| Aim |
Reproduce every line of the records below without changing a character, but leave the pictures out.

| Listed entries |
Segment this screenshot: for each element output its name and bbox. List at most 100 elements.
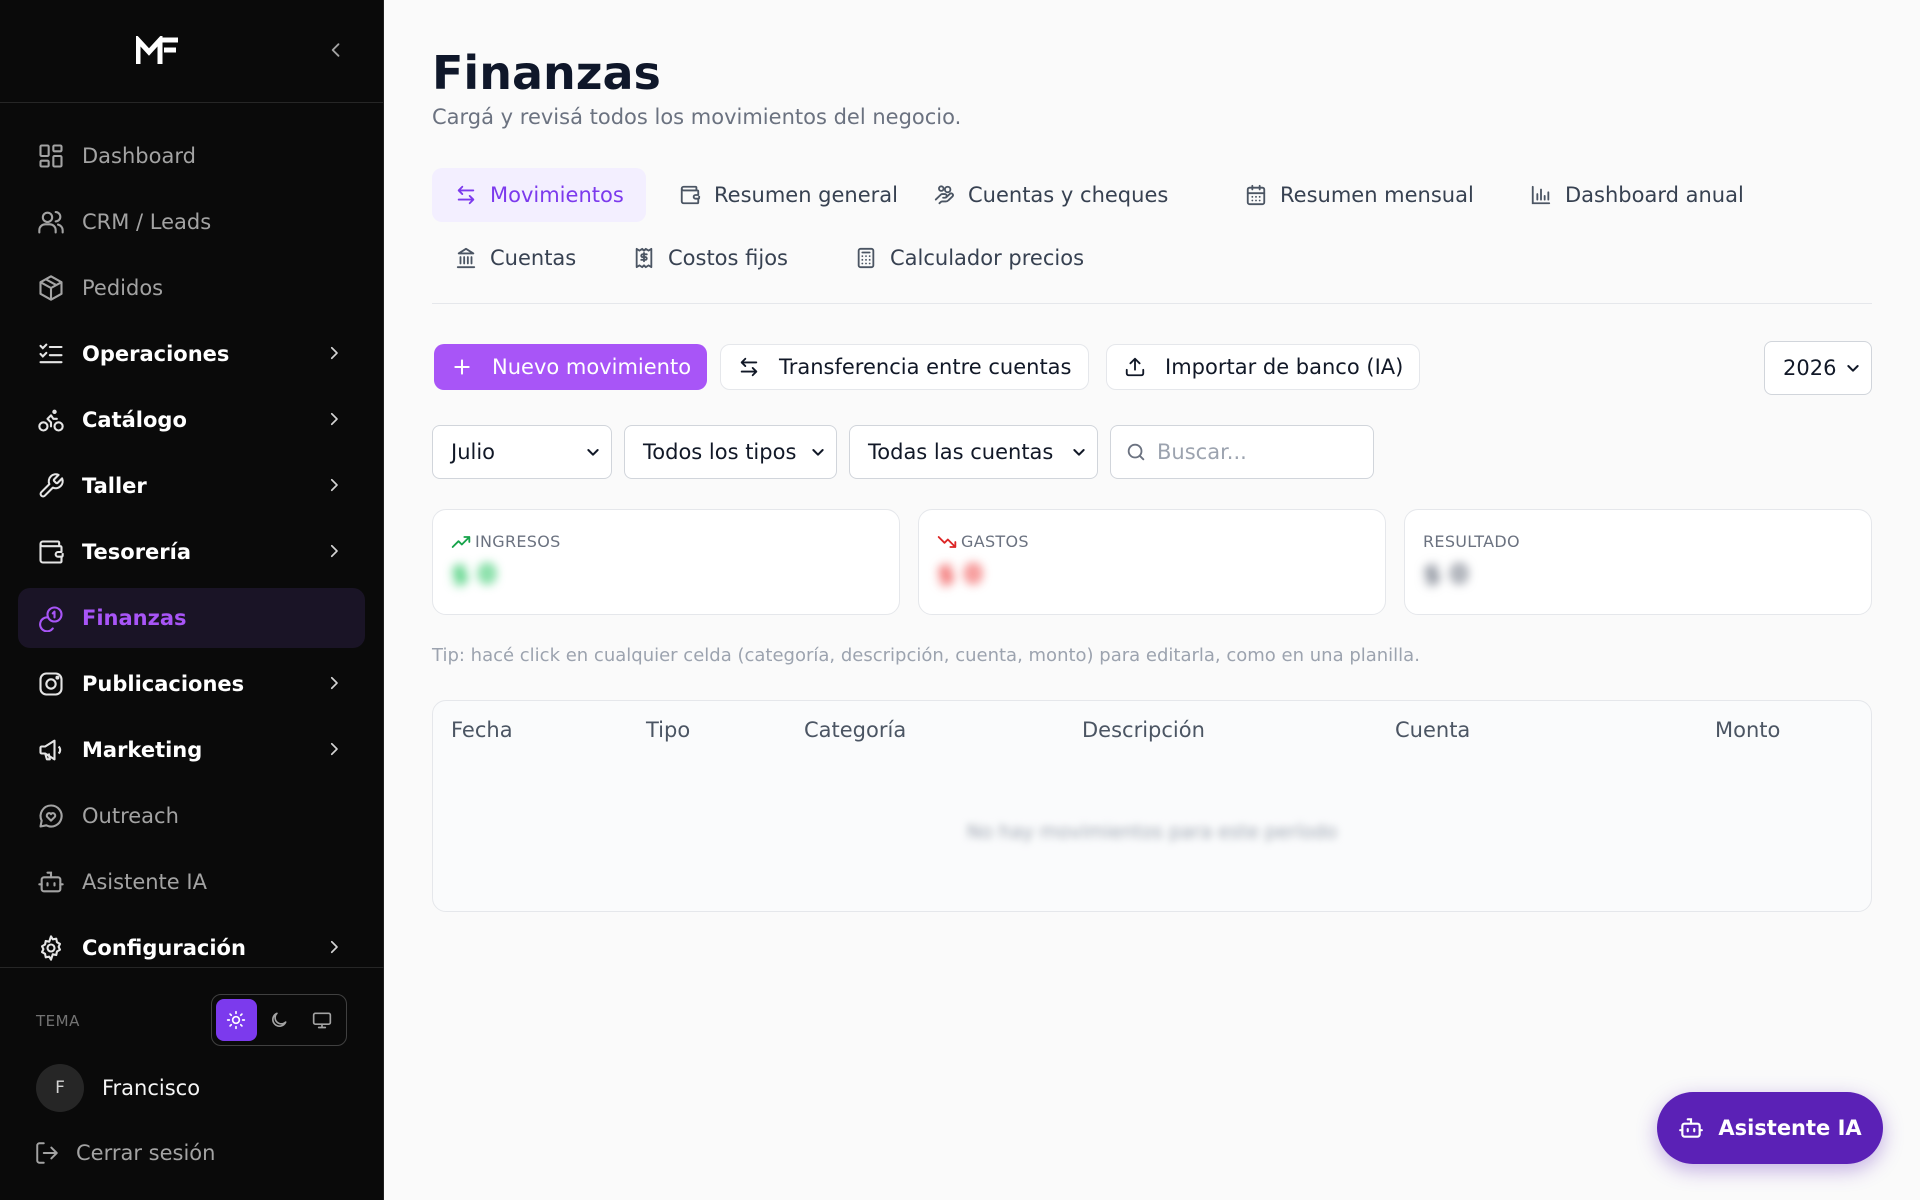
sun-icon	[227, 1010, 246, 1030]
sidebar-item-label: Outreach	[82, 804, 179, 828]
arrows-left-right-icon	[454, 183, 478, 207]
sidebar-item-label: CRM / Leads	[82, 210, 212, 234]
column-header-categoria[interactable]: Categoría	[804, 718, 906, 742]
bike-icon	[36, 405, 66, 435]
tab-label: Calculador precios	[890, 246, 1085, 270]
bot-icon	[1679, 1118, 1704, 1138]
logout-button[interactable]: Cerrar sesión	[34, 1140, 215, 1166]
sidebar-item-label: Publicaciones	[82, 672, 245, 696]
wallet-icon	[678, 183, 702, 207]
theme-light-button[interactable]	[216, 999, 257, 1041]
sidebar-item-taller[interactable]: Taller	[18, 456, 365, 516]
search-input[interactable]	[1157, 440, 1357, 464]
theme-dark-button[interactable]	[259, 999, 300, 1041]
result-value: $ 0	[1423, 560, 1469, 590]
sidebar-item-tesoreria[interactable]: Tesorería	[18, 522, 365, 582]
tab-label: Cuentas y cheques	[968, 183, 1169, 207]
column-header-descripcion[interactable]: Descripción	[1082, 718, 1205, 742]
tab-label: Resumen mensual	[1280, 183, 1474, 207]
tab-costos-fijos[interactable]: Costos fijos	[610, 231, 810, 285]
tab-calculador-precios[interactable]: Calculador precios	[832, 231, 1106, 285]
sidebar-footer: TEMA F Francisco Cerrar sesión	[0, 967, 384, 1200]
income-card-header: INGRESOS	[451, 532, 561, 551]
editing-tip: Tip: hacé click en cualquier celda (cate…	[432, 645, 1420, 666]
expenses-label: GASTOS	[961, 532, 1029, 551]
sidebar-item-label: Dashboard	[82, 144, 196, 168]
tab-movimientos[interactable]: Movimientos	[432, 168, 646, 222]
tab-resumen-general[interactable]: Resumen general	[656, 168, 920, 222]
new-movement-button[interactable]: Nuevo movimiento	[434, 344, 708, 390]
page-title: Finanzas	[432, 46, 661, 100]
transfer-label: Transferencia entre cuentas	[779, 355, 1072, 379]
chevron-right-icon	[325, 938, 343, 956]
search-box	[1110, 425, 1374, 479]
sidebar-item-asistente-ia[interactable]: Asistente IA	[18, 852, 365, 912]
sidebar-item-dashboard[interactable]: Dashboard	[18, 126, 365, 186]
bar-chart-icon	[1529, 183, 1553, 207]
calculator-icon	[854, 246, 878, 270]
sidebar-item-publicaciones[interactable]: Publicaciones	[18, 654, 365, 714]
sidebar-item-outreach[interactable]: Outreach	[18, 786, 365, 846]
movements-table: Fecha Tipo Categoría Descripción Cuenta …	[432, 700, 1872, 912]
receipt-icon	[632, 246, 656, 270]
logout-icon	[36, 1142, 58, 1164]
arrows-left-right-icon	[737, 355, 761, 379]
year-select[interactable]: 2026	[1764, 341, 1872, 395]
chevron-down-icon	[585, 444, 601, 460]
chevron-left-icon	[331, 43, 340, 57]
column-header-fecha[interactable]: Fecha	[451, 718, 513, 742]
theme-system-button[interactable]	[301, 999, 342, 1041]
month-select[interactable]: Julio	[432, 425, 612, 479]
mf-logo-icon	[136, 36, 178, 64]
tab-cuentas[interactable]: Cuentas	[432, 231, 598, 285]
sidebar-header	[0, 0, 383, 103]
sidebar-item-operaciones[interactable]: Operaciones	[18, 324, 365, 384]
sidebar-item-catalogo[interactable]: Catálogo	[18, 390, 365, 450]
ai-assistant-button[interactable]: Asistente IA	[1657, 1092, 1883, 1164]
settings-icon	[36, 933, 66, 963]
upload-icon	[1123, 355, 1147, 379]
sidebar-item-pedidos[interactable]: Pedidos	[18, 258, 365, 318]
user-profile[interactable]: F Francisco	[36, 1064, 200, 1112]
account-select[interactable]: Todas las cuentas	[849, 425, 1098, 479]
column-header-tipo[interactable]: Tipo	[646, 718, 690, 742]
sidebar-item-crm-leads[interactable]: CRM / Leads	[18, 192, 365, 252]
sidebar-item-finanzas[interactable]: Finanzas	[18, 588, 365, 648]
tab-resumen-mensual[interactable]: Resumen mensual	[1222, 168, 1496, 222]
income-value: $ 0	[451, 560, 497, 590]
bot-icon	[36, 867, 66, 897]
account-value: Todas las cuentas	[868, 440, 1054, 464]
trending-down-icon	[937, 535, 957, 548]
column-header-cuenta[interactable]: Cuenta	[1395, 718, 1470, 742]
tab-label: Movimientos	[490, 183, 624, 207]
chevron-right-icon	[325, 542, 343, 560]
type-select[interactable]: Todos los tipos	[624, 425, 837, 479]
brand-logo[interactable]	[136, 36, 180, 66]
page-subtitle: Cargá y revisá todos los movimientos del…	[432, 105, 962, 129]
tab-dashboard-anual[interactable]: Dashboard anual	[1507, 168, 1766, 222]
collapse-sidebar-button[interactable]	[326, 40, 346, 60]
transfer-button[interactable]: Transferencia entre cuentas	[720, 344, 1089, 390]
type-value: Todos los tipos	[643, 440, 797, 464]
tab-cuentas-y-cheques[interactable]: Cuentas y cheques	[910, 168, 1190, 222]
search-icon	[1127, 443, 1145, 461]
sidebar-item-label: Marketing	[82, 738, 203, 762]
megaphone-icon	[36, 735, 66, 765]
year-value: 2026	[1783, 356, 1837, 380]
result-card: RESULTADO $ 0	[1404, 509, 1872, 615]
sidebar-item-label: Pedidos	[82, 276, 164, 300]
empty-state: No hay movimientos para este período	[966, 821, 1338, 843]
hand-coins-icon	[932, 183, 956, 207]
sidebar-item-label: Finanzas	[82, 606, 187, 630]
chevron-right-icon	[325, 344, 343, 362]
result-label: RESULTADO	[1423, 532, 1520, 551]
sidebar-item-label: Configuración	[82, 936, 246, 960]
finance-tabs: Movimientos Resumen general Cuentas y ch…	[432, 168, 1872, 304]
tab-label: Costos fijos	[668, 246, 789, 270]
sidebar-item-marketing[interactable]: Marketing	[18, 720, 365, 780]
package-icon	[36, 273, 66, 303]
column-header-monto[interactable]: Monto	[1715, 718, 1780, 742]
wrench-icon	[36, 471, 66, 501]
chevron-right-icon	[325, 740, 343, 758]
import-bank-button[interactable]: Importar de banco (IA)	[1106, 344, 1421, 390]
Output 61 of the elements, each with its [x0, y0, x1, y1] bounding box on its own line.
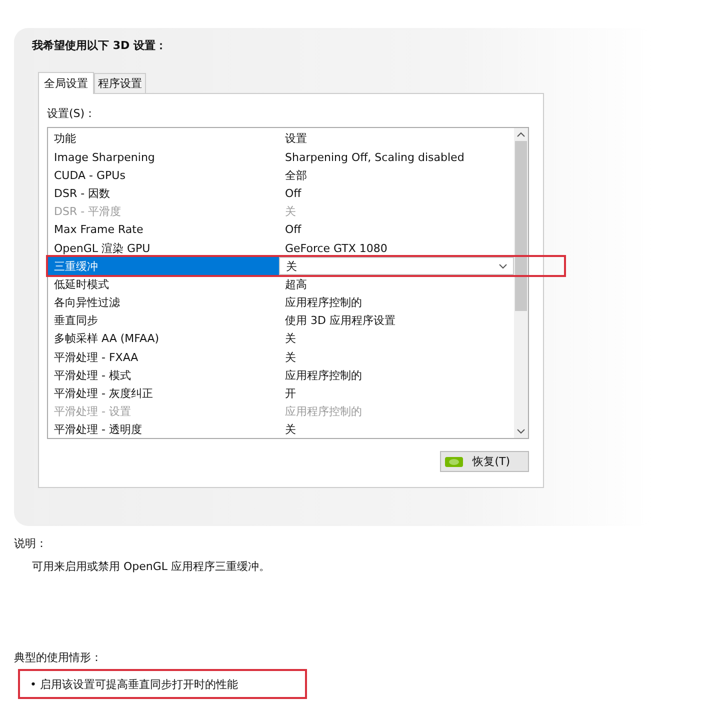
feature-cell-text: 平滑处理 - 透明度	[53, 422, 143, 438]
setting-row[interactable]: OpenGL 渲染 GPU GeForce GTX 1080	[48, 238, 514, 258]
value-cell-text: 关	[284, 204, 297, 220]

| Full output |
Segment this screenshot: for each element output its name and bbox. List at most 100 elements.
sun-icon	[227, 1010, 246, 1030]
sidebar-item-label: Outreach	[82, 804, 179, 828]
arrows-left-right-icon	[454, 183, 478, 207]
sidebar-item-label: CRM / Leads	[82, 210, 212, 234]
column-header-categoria[interactable]: Categoría	[804, 718, 906, 742]
bike-icon	[36, 405, 66, 435]
tab-label: Calculador precios	[890, 246, 1085, 270]
bot-icon	[1679, 1118, 1704, 1138]
logout-button[interactable]: Cerrar sesión	[34, 1140, 215, 1166]
sidebar-item-label: Publicaciones	[82, 672, 245, 696]
wallet-icon	[678, 183, 702, 207]
theme-light-button[interactable]	[216, 999, 257, 1041]
sidebar-item-taller[interactable]: Taller	[18, 456, 365, 516]
search-input[interactable]	[1157, 440, 1357, 464]
theme-dark-button[interactable]	[259, 999, 300, 1041]
result-value: $ 0	[1423, 560, 1469, 590]
sidebar-item-tesoreria[interactable]: Tesorería	[18, 522, 365, 582]
tab-label: Cuentas y cheques	[968, 183, 1169, 207]
column-header-descripcion[interactable]: Descripción	[1082, 718, 1205, 742]
tab-label: Resumen mensual	[1280, 183, 1474, 207]
tab-costos-fijos[interactable]: Costos fijos	[610, 231, 810, 285]
tab-calculador-precios[interactable]: Calculador precios	[832, 231, 1106, 285]
sidebar-footer: TEMA F Francisco Cerrar sesión	[0, 967, 384, 1200]
income-card-header: INGRESOS	[451, 532, 561, 551]
editing-tip: Tip: hacé click en cualquier celda (cate…	[432, 645, 1420, 666]
expenses-label: GASTOS	[961, 532, 1029, 551]
sidebar-item-label: Dashboard	[82, 144, 196, 168]
tab-movimientos[interactable]: Movimientos	[432, 168, 646, 222]
tab-resumen-general[interactable]: Resumen general	[656, 168, 920, 222]
new-movement-button[interactable]: Nuevo movimiento	[434, 344, 708, 390]
page-title: Finanzas	[432, 46, 661, 100]
transfer-label: Transferencia entre cuentas	[779, 355, 1072, 379]
chevron-right-icon	[325, 938, 343, 956]
search-box	[1110, 425, 1374, 479]
sidebar-item-asistente-ia[interactable]: Asistente IA	[18, 852, 365, 912]
sidebar-item-dashboard[interactable]: Dashboard	[18, 126, 365, 186]
bar-chart-icon	[1529, 183, 1553, 207]
calculator-icon	[854, 246, 878, 270]
sidebar-item-publicaciones[interactable]: Publicaciones	[18, 654, 365, 714]
sidebar-item-outreach[interactable]: Outreach	[18, 786, 365, 846]
movements-table: Fecha Tipo Categoría Descripción Cuenta …	[432, 700, 1872, 912]
receipt-icon	[632, 246, 656, 270]
logout-icon	[36, 1142, 58, 1164]
arrows-left-right-icon	[737, 355, 761, 379]
year-select[interactable]: 2026	[1764, 341, 1872, 395]
chevron-down-icon	[585, 444, 601, 460]
chevron-left-icon	[331, 43, 340, 57]
column-header-fecha[interactable]: Fecha	[451, 718, 513, 742]
theme-system-button[interactable]	[301, 999, 342, 1041]
month-select[interactable]: Julio	[432, 425, 612, 479]
mf-logo-icon	[136, 36, 178, 64]
tab-cuentas[interactable]: Cuentas	[432, 231, 598, 285]
sidebar-header	[0, 0, 383, 103]
sidebar-item-operaciones[interactable]: Operaciones	[18, 324, 365, 384]
sidebar-item-catalogo[interactable]: Catálogo	[18, 390, 365, 450]
ai-assistant-button[interactable]: Asistente IA	[1657, 1092, 1883, 1164]
settings-icon	[36, 933, 66, 963]
upload-icon	[1123, 355, 1147, 379]
sidebar-item-pedidos[interactable]: Pedidos	[18, 258, 365, 318]
user-profile[interactable]: F Francisco	[36, 1064, 200, 1112]
account-select[interactable]: Todas las cuentas	[849, 425, 1098, 479]
column-header-tipo[interactable]: Tipo	[646, 718, 690, 742]
sidebar-item-crm-leads[interactable]: CRM / Leads	[18, 192, 365, 252]
sidebar-item-finanzas[interactable]: Finanzas	[18, 588, 365, 648]
tab-resumen-mensual[interactable]: Resumen mensual	[1222, 168, 1496, 222]
income-value: $ 0	[451, 560, 497, 590]
bot-icon	[36, 867, 66, 897]
account-value: Todas las cuentas	[868, 440, 1054, 464]
trending-down-icon	[937, 535, 957, 548]
column-header-cuenta[interactable]: Cuenta	[1395, 718, 1470, 742]
tab-label: Movimientos	[490, 183, 624, 207]
chevron-right-icon	[325, 542, 343, 560]
type-select[interactable]: Todos los tipos	[624, 425, 837, 479]
brand-logo[interactable]	[136, 36, 180, 66]
page-subtitle: Cargá y revisá todos los movimientos del…	[432, 105, 962, 129]
tab-dashboard-anual[interactable]: Dashboard anual	[1507, 168, 1766, 222]
collapse-sidebar-button[interactable]	[326, 40, 346, 60]
transfer-button[interactable]: Transferencia entre cuentas	[720, 344, 1089, 390]
type-value: Todos los tipos	[643, 440, 797, 464]
tab-cuentas-y-cheques[interactable]: Cuentas y cheques	[910, 168, 1190, 222]
search-icon	[1127, 443, 1145, 461]
sidebar-item-label: Marketing	[82, 738, 203, 762]
megaphone-icon	[36, 735, 66, 765]
year-value: 2026	[1783, 356, 1837, 380]
result-card: RESULTADO $ 0	[1404, 509, 1872, 615]
sidebar-item-label: Pedidos	[82, 276, 164, 300]
empty-state: No hay movimientos para este período	[966, 821, 1338, 843]
hand-coins-icon	[932, 183, 956, 207]
sidebar-item-label: Finanzas	[82, 606, 187, 630]
chevron-right-icon	[325, 344, 343, 362]
result-label: RESULTADO	[1423, 532, 1520, 551]
sidebar-item-label: Configuración	[82, 936, 246, 960]
finance-tabs: Movimientos Resumen general Cuentas y ch…	[432, 168, 1872, 304]
tab-label: Costos fijos	[668, 246, 789, 270]
sidebar-item-marketing[interactable]: Marketing	[18, 720, 365, 780]
package-icon	[36, 273, 66, 303]
column-header-monto[interactable]: Monto	[1715, 718, 1780, 742]
wrench-icon	[36, 471, 66, 501]
chevron-right-icon	[325, 740, 343, 758]
import-bank-button[interactable]: Importar de banco (IA)	[1106, 344, 1421, 390]
Output 61 of the elements, each with its [x0, y0, x1, y1] bounding box on its own line.
feature-cell-text: 平滑处理 - 透明度	[53, 422, 143, 438]
setting-row[interactable]: OpenGL 渲染 GPU GeForce GTX 1080	[48, 238, 514, 258]
value-cell-text: 关	[284, 204, 297, 220]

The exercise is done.